◆ **WORK REQUIRED**
Transcribe the listing that follows in full, omitting pictures.

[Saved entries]
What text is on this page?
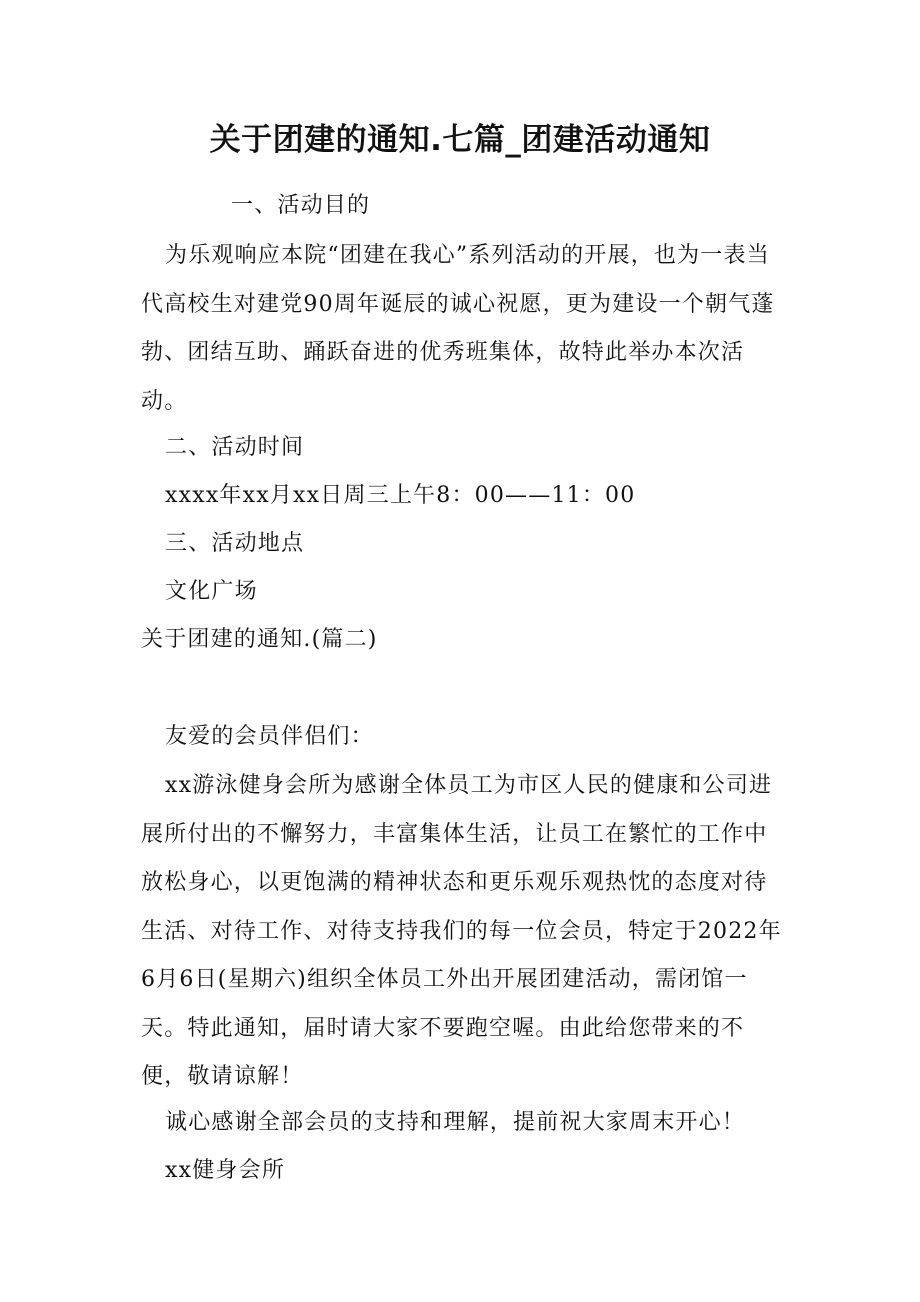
关于团建的通知.七篇_团建活动通知
一、活动目的

为乐观响应本院“团建在我心”系列活动的开展，也为一表当代高校生对建党90周年诞辰的诚心祝愿，更为建设一个朝气蓬勃、团结互助、踊跃奋进的优秀班集体，故特此举办本次活动。

二、活动时间
xxxx年xx月xx日周三上午8：00——11：00
三、活动地点
文化广场
关于团建的通知.(篇二)
友爱的会员伴侣们：

xx游泳健身会所为感谢全体员工为市区人民的健康和公司进展所付出的不懈努力，丰富集体生活，让员工在繁忙的工作中放松身心，以更饱满的精神状态和更乐观乐观热忱的态度对待生活、对待工作、对待支持我们的每一位会员，特定于2022年6月6日(星期六)组织全体员工外出开展团建活动，需闭馆一天。特此通知，届时请大家不要跑空喔。由此给您带来的不便，敬请谅解！

诚心感谢全部会员的支持和理解，提前祝大家周末开心！
xx健身会所
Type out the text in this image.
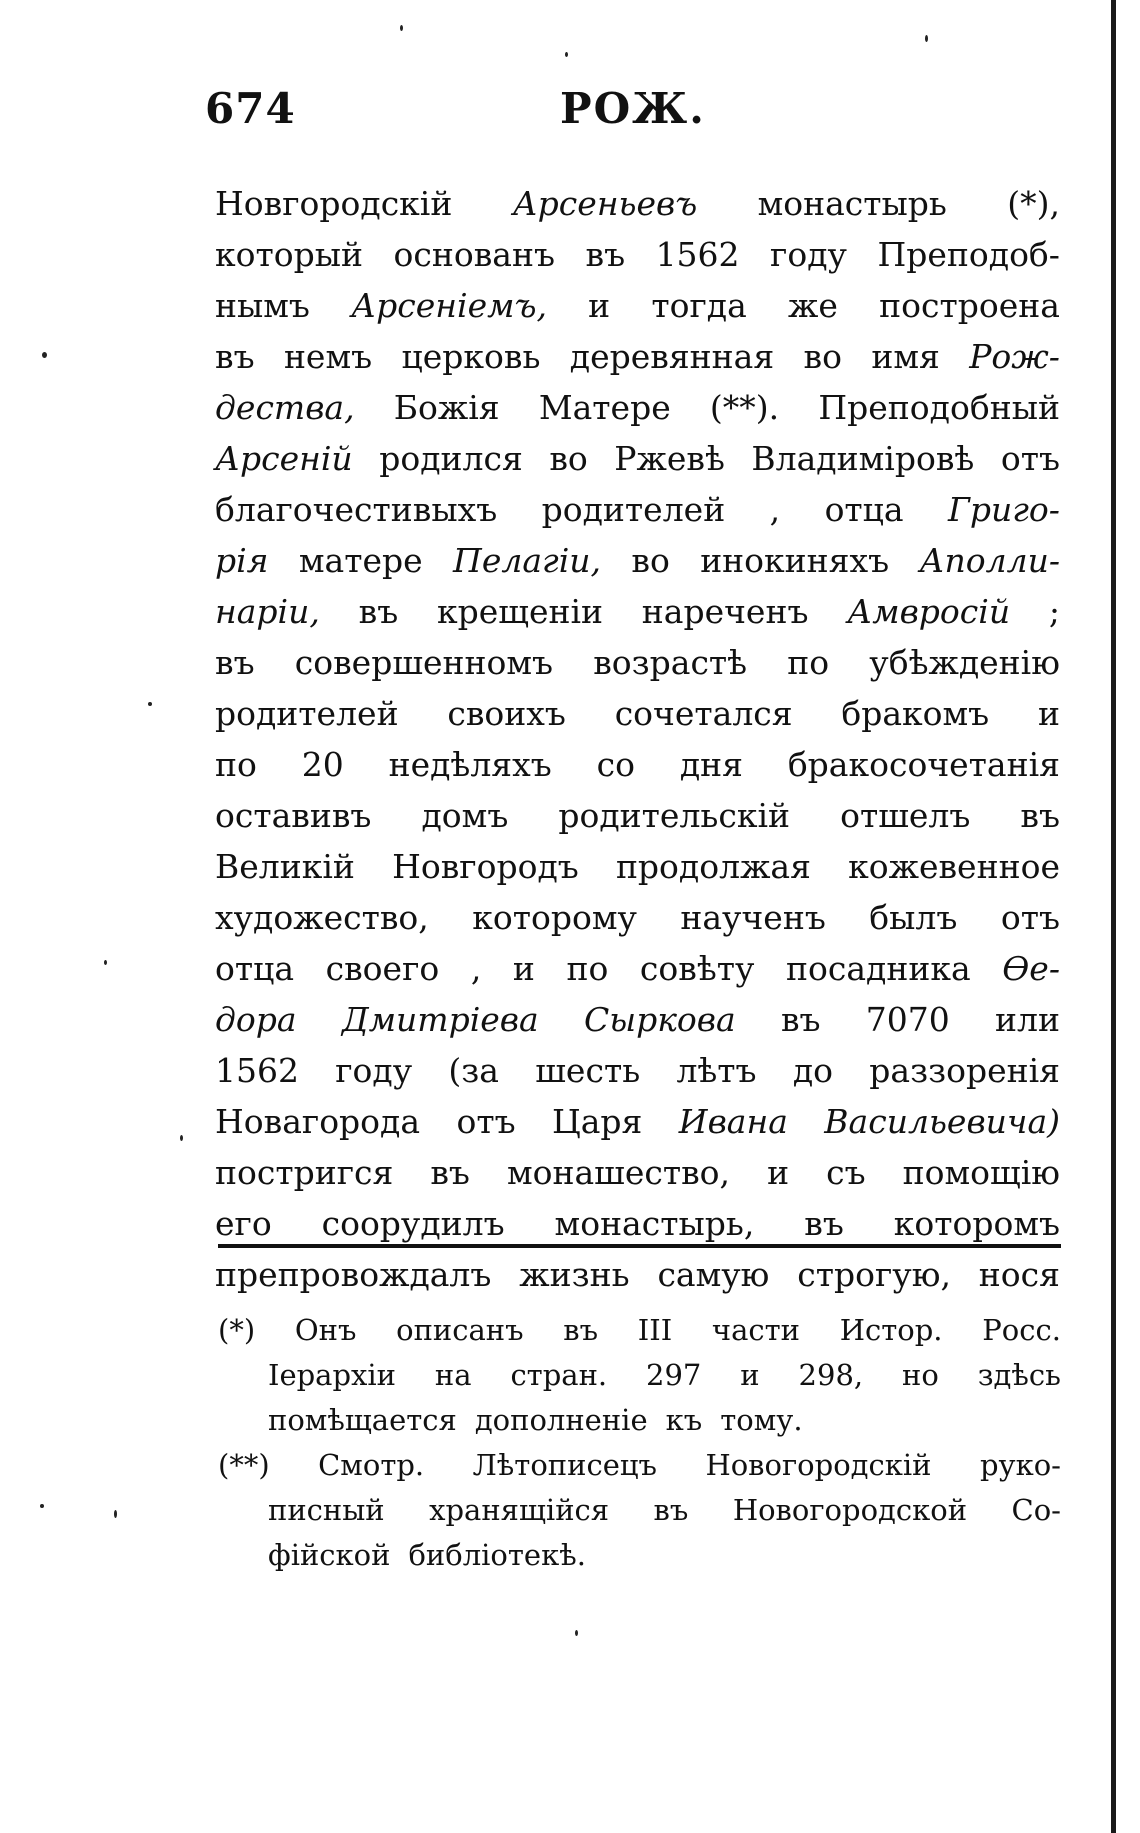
674	РОЖ.
Новгородскій Арсеньевъ монастырь (*),
который основанъ въ 1562 году Преподоб-
нымъ Арсеніемъ, и тогда же построена
въ немъ церковь деревянная во имя Рож-
дества, Божія Матере (**). Преподобный
Арсеній родился во Ржевѣ Владиміровѣ отъ
благочестивыхъ родителей , отца Григо-
рія матере Пелагіи, во инокиняхъ Аполли-
наріи, въ крещеніи нареченъ Амвросій ;
въ совершенномъ возрастѣ по убѣжденію
родителей своихъ сочетался бракомъ и
по 20 недѣляхъ со дня бракосочетанія
оставивъ домъ родительскій отшелъ въ
Великій Новгородъ продолжая кожевенное
художество, которому наученъ былъ отъ
отца своего , и по совѣту посадника Ѳе-
дора Дмитріева Сыркова въ 7070 или
1562 году (за шесть лѣтъ до раззоренія
Новагорода отъ Царя Ивана Васильевича)
постригся въ монашество, и съ помощію
его соорудилъ монастырь, въ которомъ
препровождалъ жизнь самую строгую, нося
(*) Онъ описанъ въ III части Истор. Росс.
Іерархіи на стран. 297 и 298, но здѣсь
помѣщается дополненіе къ тому.
(**) Смотр. Лѣтописецъ Новогородскій руко-
писный хранящійся въ Новогородской Со-
фійской библіотекѣ.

◆ **EXPECTED ANSWER**
What text is on this page?
关于团建的通知.七篇_团建活动通知
一、活动目的

为乐观响应本院“团建在我心”系列活动的开展，也为一表当代高校生对建党90周年诞辰的诚心祝愿，更为建设一个朝气蓬勃、团结互助、踊跃奋进的优秀班集体，故特此举办本次活动。

二、活动时间
xxxx年xx月xx日周三上午8：00——11：00
三、活动地点
文化广场
关于团建的通知.(篇二)
友爱的会员伴侣们：

xx游泳健身会所为感谢全体员工为市区人民的健康和公司进展所付出的不懈努力，丰富集体生活，让员工在繁忙的工作中放松身心，以更饱满的精神状态和更乐观乐观热忱的态度对待生活、对待工作、对待支持我们的每一位会员，特定于2022年6月6日(星期六)组织全体员工外出开展团建活动，需闭馆一天。特此通知，届时请大家不要跑空喔。由此给您带来的不便，敬请谅解！

诚心感谢全部会员的支持和理解，提前祝大家周末开心！
xx健身会所
Type out the text in this image.
674	РОЖ.
Новгородскій Арсеньевъ монастырь (*),
который основанъ въ 1562 году Преподоб-
нымъ Арсеніемъ, и тогда же построена
въ немъ церковь деревянная во имя Рож-
дества, Божія Матере (**). Преподобный
Арсеній родился во Ржевѣ Владиміровѣ отъ
благочестивыхъ родителей , отца Григо-
рія матере Пелагіи, во инокиняхъ Аполли-
наріи, въ крещеніи нареченъ Амвросій ;
въ совершенномъ возрастѣ по убѣжденію
родителей своихъ сочетался бракомъ и
по 20 недѣляхъ со дня бракосочетанія
оставивъ домъ родительскій отшелъ въ
Великій Новгородъ продолжая кожевенное
художество, которому наученъ былъ отъ
отца своего , и по совѣту посадника Ѳе-
дора Дмитріева Сыркова въ 7070 или
1562 году (за шесть лѣтъ до раззоренія
Новагорода отъ Царя Ивана Васильевича)
постригся въ монашество, и съ помощію
его соорудилъ монастырь, въ которомъ
препровождалъ жизнь самую строгую, нося
(*) Онъ описанъ въ III части Истор. Росс.
Іерархіи на стран. 297 и 298, но здѣсь
помѣщается дополненіе къ тому.
(**) Смотр. Лѣтописецъ Новогородскій руко-
писный хранящійся въ Новогородской Со-
фійской библіотекѣ.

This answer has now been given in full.